> **Stated goal**:
Images are not part of the copy; transcribe all the data exactly.

★ ★ ★ ★ ★ ★ ★

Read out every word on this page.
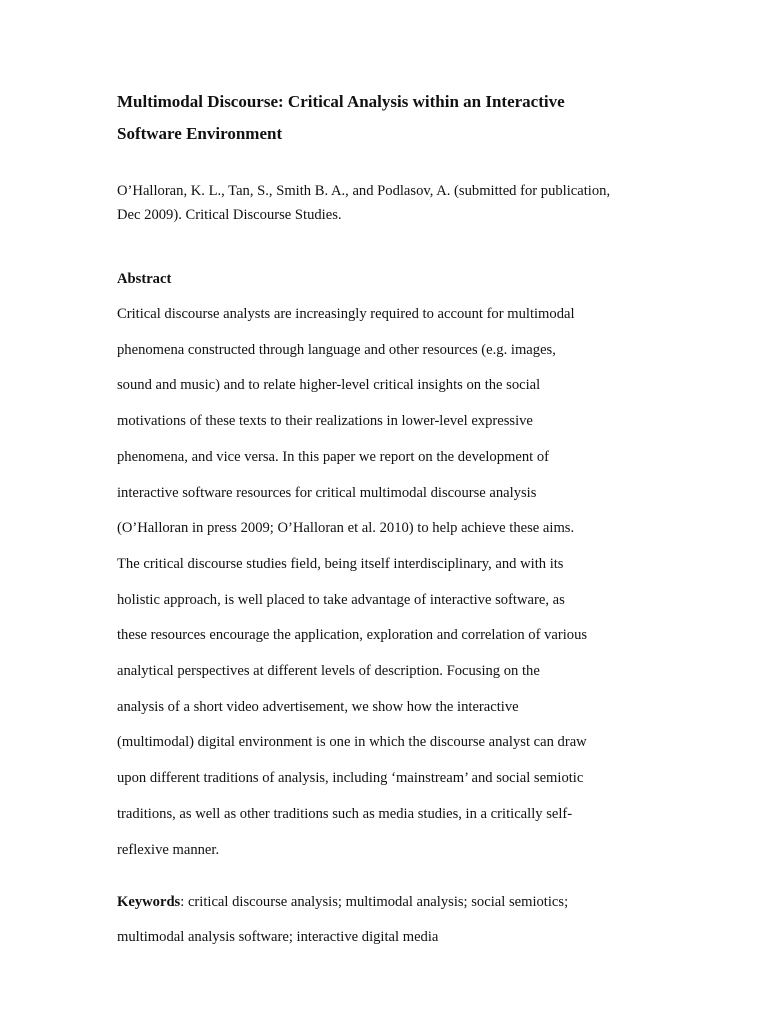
Multimodal Discourse: Critical Analysis within an Interactive
Software Environment
O’Halloran, K. L., Tan, S., Smith B. A., and Podlasov, A. (submitted for publication,
Dec 2009). Critical Discourse Studies.
Abstract
Critical discourse analysts are increasingly required to account for multimodal
phenomena constructed through language and other resources (e.g. images,
sound and music) and to relate higher-level critical insights on the social
motivations of these texts to their realizations in lower-level expressive
phenomena, and vice versa. In this paper we report on the development of
interactive software resources for critical multimodal discourse analysis
(O’Halloran in press 2009; O’Halloran et al. 2010) to help achieve these aims.
The critical discourse studies field, being itself interdisciplinary, and with its
holistic approach, is well placed to take advantage of interactive software, as
these resources encourage the application, exploration and correlation of various
analytical perspectives at different levels of description. Focusing on the
analysis of a short video advertisement, we show how the interactive
(multimodal) digital environment is one in which the discourse analyst can draw
upon different traditions of analysis, including ‘mainstream’ and social semiotic
traditions, as well as other traditions such as media studies, in a critically self-
reflexive manner.
Keywords: critical discourse analysis; multimodal analysis; social semiotics;
multimodal analysis software; interactive digital media
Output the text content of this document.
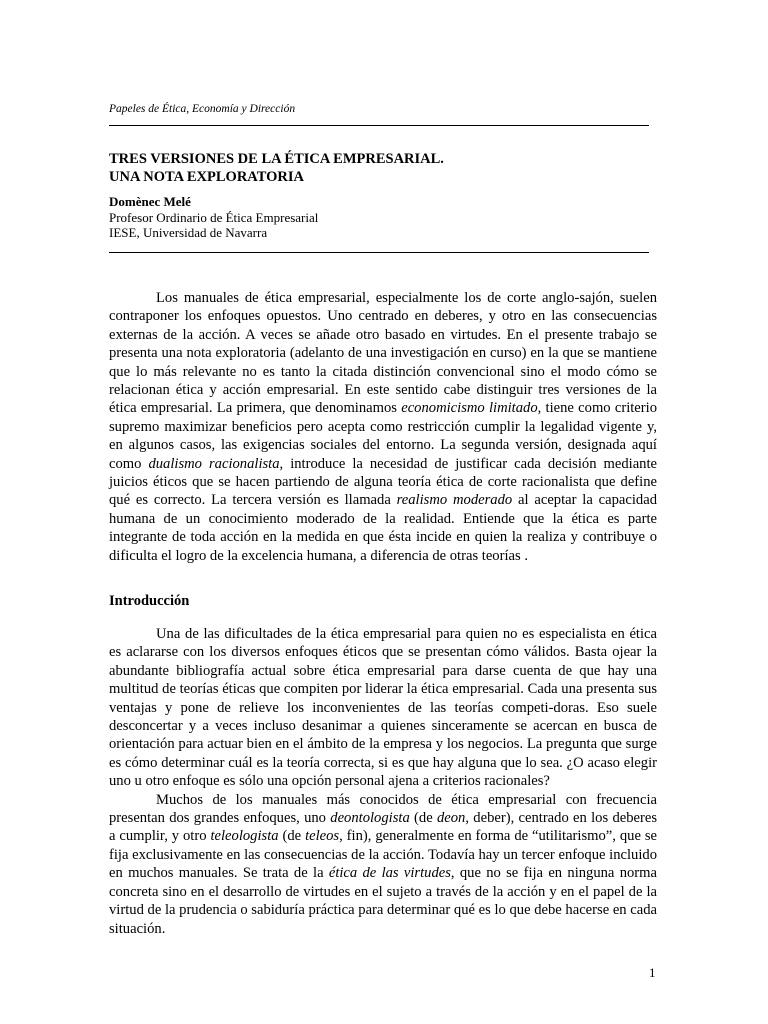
Papeles de Ética, Economía y Dirección
TRES VERSIONES DE LA ÉTICA EMPRESARIAL.
UNA NOTA EXPLORATORIA
Domènec Melé
Profesor Ordinario de Ética Empresarial
IESE, Universidad de Navarra

Los manuales de ética empresarial, especialmente los de corte anglo-sajón, suelen contraponer los enfoques opuestos. Uno centrado en deberes, y otro en las consecuencias externas de la acción. A veces se añade otro basado en virtudes. En el presente trabajo se presenta una nota exploratoria (adelanto de una investigación en curso) en la que se mantiene que lo más relevante no es tanto la citada distinción convencional sino el modo cómo se relacionan ética y acción empresarial. En este sentido cabe distinguir tres versiones de la ética empresarial. La primera, que denominamos economicismo limitado, tiene como criterio supremo maximizar beneficios pero acepta como restricción cumplir la legalidad vigente y, en algunos casos, las exigencias sociales del entorno. La segunda versión, designada aquí como dualismo racionalista, introduce la necesidad de justificar cada decisión mediante juicios éticos que se hacen partiendo de alguna teoría ética de corte racionalista que define qué es correcto. La tercera versión es llamada realismo moderado al aceptar la capacidad humana de un conocimiento moderado de la realidad. Entiende que la ética es parte integrante de toda acción en la medida en que ésta incide en quien la realiza y contribuye o dificulta el logro de la excelencia humana, a diferencia de otras teorías .

Introducción

Una de las dificultades de la ética empresarial para quien no es especialista en ética es aclararse con los diversos enfoques éticos que se presentan cómo válidos. Basta ojear la abundante bibliografía actual sobre ética empresarial para darse cuenta de que hay una multitud de teorías éticas que compiten por liderar la ética empresarial. Cada una presenta sus ventajas y pone de relieve los inconvenientes de las teorías competi-doras. Eso suele desconcertar y a veces incluso desanimar a quienes sinceramente se acercan en busca de orientación para actuar bien en el ámbito de la empresa y los negocios. La pregunta que surge es cómo determinar cuál es la teoría correcta, si es que hay alguna que lo sea. ¿O acaso elegir uno u otro enfoque es sólo una opción personal ajena a criterios racionales?

Muchos de los manuales más conocidos de ética empresarial con frecuencia presentan dos grandes enfoques, uno deontologista (de deon, deber), centrado en los deberes a cumplir, y otro teleologista (de teleos, fin), generalmente en forma de “utilitarismo”, que se fija exclusivamente en las consecuencias de la acción. Todavía hay un tercer enfoque incluido en muchos manuales. Se trata de la ética de las virtudes, que no se fija en ninguna norma concreta sino en el desarrollo de virtudes en el sujeto a través de la acción y en el papel de la virtud de la prudencia o sabiduría práctica para determinar qué es lo que debe hacerse en cada situación.

1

★ ★ ★ ★ ★ ★ ★

> **Correct response**:
Read out every word on this page.
Multimodal Discourse: Critical Analysis within an Interactive
Software Environment
O’Halloran, K. L., Tan, S., Smith B. A., and Podlasov, A. (submitted for publication,
Dec 2009). Critical Discourse Studies.
Abstract
Critical discourse analysts are increasingly required to account for multimodal
phenomena constructed through language and other resources (e.g. images,
sound and music) and to relate higher-level critical insights on the social
motivations of these texts to their realizations in lower-level expressive
phenomena, and vice versa. In this paper we report on the development of
interactive software resources for critical multimodal discourse analysis
(O’Halloran in press 2009; O’Halloran et al. 2010) to help achieve these aims.
The critical discourse studies field, being itself interdisciplinary, and with its
holistic approach, is well placed to take advantage of interactive software, as
these resources encourage the application, exploration and correlation of various
analytical perspectives at different levels of description. Focusing on the
analysis of a short video advertisement, we show how the interactive
(multimodal) digital environment is one in which the discourse analyst can draw
upon different traditions of analysis, including ‘mainstream’ and social semiotic
traditions, as well as other traditions such as media studies, in a critically self-
reflexive manner.
Keywords: critical discourse analysis; multimodal analysis; social semiotics;
multimodal analysis software; interactive digital media
Output the text content of this document.
Papeles de Ética, Economía y Dirección
TRES VERSIONES DE LA ÉTICA EMPRESARIAL.
UNA NOTA EXPLORATORIA
Domènec Melé
Profesor Ordinario de Ética Empresarial
IESE, Universidad de Navarra

Los manuales de ética empresarial, especialmente los de corte anglo-sajón, suelen contraponer los enfoques opuestos. Uno centrado en deberes, y otro en las consecuencias externas de la acción. A veces se añade otro basado en virtudes. En el presente trabajo se presenta una nota exploratoria (adelanto de una investigación en curso) en la que se mantiene que lo más relevante no es tanto la citada distinción convencional sino el modo cómo se relacionan ética y acción empresarial. En este sentido cabe distinguir tres versiones de la ética empresarial. La primera, que denominamos economicismo limitado, tiene como criterio supremo maximizar beneficios pero acepta como restricción cumplir la legalidad vigente y, en algunos casos, las exigencias sociales del entorno. La segunda versión, designada aquí como dualismo racionalista, introduce la necesidad de justificar cada decisión mediante juicios éticos que se hacen partiendo de alguna teoría ética de corte racionalista que define qué es correcto. La tercera versión es llamada realismo moderado al aceptar la capacidad humana de un conocimiento moderado de la realidad. Entiende que la ética es parte integrante de toda acción en la medida en que ésta incide en quien la realiza y contribuye o dificulta el logro de la excelencia humana, a diferencia de otras teorías .

Introducción

Una de las dificultades de la ética empresarial para quien no es especialista en ética es aclararse con los diversos enfoques éticos que se presentan cómo válidos. Basta ojear la abundante bibliografía actual sobre ética empresarial para darse cuenta de que hay una multitud de teorías éticas que compiten por liderar la ética empresarial. Cada una presenta sus ventajas y pone de relieve los inconvenientes de las teorías competi-doras. Eso suele desconcertar y a veces incluso desanimar a quienes sinceramente se acercan en busca de orientación para actuar bien en el ámbito de la empresa y los negocios. La pregunta que surge es cómo determinar cuál es la teoría correcta, si es que hay alguna que lo sea. ¿O acaso elegir uno u otro enfoque es sólo una opción personal ajena a criterios racionales?

Muchos de los manuales más conocidos de ética empresarial con frecuencia presentan dos grandes enfoques, uno deontologista (de deon, deber), centrado en los deberes a cumplir, y otro teleologista (de teleos, fin), generalmente en forma de “utilitarismo”, que se fija exclusivamente en las consecuencias de la acción. Todavía hay un tercer enfoque incluido en muchos manuales. Se trata de la ética de las virtudes, que no se fija en ninguna norma concreta sino en el desarrollo de virtudes en el sujeto a través de la acción y en el papel de la virtud de la prudencia o sabiduría práctica para determinar qué es lo que debe hacerse en cada situación.

1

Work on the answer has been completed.